» SET PROBLEM:
Copy the full set of lines exactly as given.

## Begin RECORD EXCERPTS

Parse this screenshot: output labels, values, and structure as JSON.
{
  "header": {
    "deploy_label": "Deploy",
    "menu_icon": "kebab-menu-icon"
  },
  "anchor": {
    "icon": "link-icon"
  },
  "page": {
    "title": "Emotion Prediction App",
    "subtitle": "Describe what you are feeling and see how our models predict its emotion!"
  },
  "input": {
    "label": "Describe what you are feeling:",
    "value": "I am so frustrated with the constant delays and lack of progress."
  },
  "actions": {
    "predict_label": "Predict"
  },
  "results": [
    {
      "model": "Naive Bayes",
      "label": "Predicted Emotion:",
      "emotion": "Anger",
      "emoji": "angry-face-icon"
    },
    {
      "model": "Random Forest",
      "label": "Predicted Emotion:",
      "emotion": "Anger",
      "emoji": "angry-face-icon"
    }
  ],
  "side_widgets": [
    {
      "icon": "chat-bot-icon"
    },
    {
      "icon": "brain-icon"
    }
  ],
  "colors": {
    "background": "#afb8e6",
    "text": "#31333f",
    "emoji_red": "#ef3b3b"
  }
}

## End RECORD EXCERPTS

» CORRECT RESULT:
Parse this screenshot: output labels, values, and structure as JSON.
{
  "header": {
    "deploy_label": "Deploy",
    "menu_icon": "kebab-menu-icon"
  },
  "anchor": {
    "icon": "link-icon"
  },
  "page": {
    "title": "Emotion Prediction App",
    "subtitle": "Describe what you are feeling and see how our models predict its emotion!"
  },
  "input": {
    "label": "Describe what you are feeling:",
    "value": "I am so frustrated with the constant delays and lack of progress."
  },
  "actions": {
    "predict_label": "Predict"
  },
  "results": [
    {
      "model": "Naive Bayes",
      "label": "Predicted Emotion:",
      "emotion": "Anger",
      "emoji": "angry-face-icon"
    },
    {
      "model": "Random Forest",
      "label": "Predicted Emotion:",
      "emotion": "Anger",
      "emoji": "angry-face-icon"
    }
  ],
  "side_widgets": [
    {
      "icon": "chat-bot-icon"
    },
    {
      "icon": "brain-icon"
    }
  ],
  "colors": {
    "background": "#afb8e6",
    "text": "#31333f",
    "emoji_red": "#ef3b3b"
  }
}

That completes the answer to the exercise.